■ REQUIRED WORK ■
Below are records; state how many of their lines hold the word "entre", and give only the figure.
>> BEGIN
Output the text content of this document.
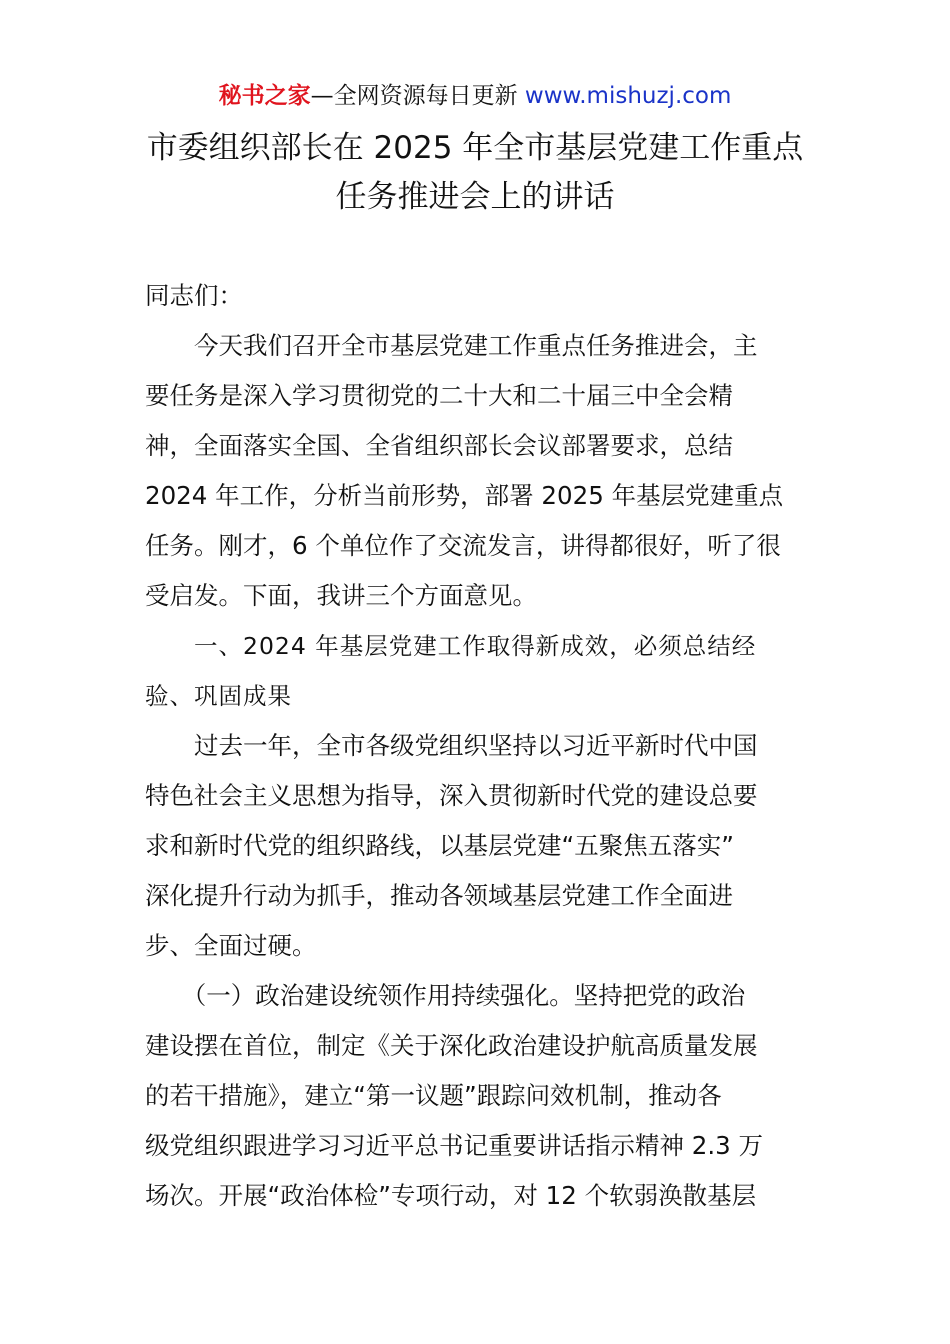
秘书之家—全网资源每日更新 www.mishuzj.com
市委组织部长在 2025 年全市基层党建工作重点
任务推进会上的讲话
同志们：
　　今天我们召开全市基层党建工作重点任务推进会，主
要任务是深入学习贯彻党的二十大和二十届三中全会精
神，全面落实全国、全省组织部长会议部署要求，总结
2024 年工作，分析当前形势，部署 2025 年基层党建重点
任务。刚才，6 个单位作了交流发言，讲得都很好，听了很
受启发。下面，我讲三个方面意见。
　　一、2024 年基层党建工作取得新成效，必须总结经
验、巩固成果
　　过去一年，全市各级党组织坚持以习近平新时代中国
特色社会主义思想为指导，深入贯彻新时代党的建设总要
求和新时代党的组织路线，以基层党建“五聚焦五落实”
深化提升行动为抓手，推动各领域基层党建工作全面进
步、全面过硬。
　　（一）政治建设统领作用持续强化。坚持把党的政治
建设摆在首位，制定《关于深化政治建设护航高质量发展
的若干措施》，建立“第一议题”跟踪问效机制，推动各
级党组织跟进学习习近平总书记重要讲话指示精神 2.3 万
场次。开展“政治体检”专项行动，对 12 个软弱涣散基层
>> END
>> BEGIN
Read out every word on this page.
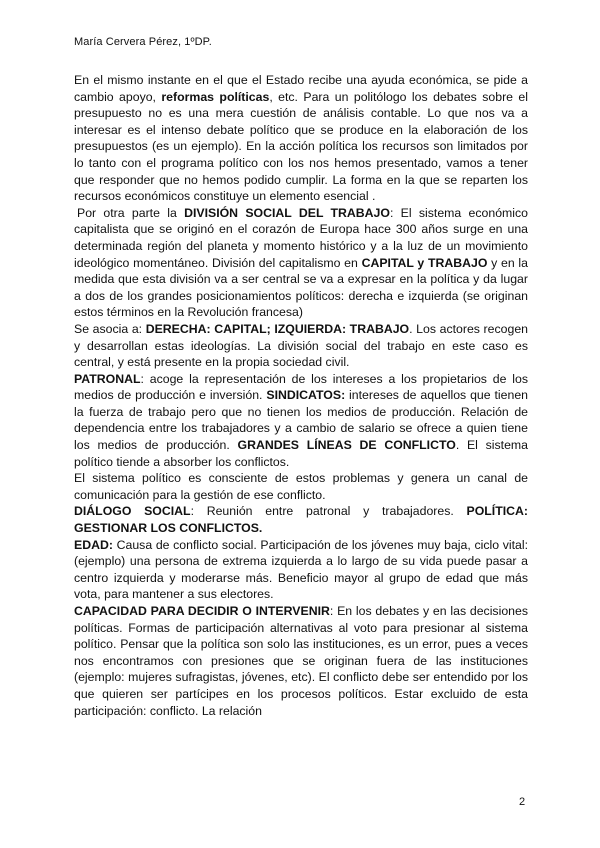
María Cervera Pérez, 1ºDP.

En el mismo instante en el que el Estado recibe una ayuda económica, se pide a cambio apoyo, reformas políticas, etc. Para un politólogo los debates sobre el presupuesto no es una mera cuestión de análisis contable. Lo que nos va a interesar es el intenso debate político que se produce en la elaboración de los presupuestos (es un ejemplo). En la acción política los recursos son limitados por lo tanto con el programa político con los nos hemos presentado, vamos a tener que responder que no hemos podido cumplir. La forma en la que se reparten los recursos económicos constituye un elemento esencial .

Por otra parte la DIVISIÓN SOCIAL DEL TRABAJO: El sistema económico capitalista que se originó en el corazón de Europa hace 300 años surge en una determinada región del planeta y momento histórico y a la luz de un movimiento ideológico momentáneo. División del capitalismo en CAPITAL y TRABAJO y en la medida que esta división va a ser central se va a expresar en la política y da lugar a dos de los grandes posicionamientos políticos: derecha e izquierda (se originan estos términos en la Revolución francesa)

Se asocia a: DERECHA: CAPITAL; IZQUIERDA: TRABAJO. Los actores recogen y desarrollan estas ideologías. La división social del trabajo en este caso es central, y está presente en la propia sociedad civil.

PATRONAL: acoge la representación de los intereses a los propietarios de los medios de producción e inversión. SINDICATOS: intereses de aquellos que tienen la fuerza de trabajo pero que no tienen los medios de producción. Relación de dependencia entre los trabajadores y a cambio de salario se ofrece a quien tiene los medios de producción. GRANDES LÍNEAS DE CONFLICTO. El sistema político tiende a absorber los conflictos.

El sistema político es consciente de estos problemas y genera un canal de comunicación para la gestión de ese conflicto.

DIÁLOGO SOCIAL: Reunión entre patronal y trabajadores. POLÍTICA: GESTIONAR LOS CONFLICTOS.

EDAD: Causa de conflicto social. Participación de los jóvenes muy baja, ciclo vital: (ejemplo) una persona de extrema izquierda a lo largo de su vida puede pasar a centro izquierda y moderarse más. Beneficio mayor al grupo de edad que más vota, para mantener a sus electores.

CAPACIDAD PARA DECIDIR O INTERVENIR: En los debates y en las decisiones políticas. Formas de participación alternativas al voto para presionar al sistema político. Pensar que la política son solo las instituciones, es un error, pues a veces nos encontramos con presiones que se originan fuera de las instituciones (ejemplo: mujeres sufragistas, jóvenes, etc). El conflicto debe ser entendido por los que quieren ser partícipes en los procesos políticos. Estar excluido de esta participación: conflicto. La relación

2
>> END
■ THE ANSWER ■
2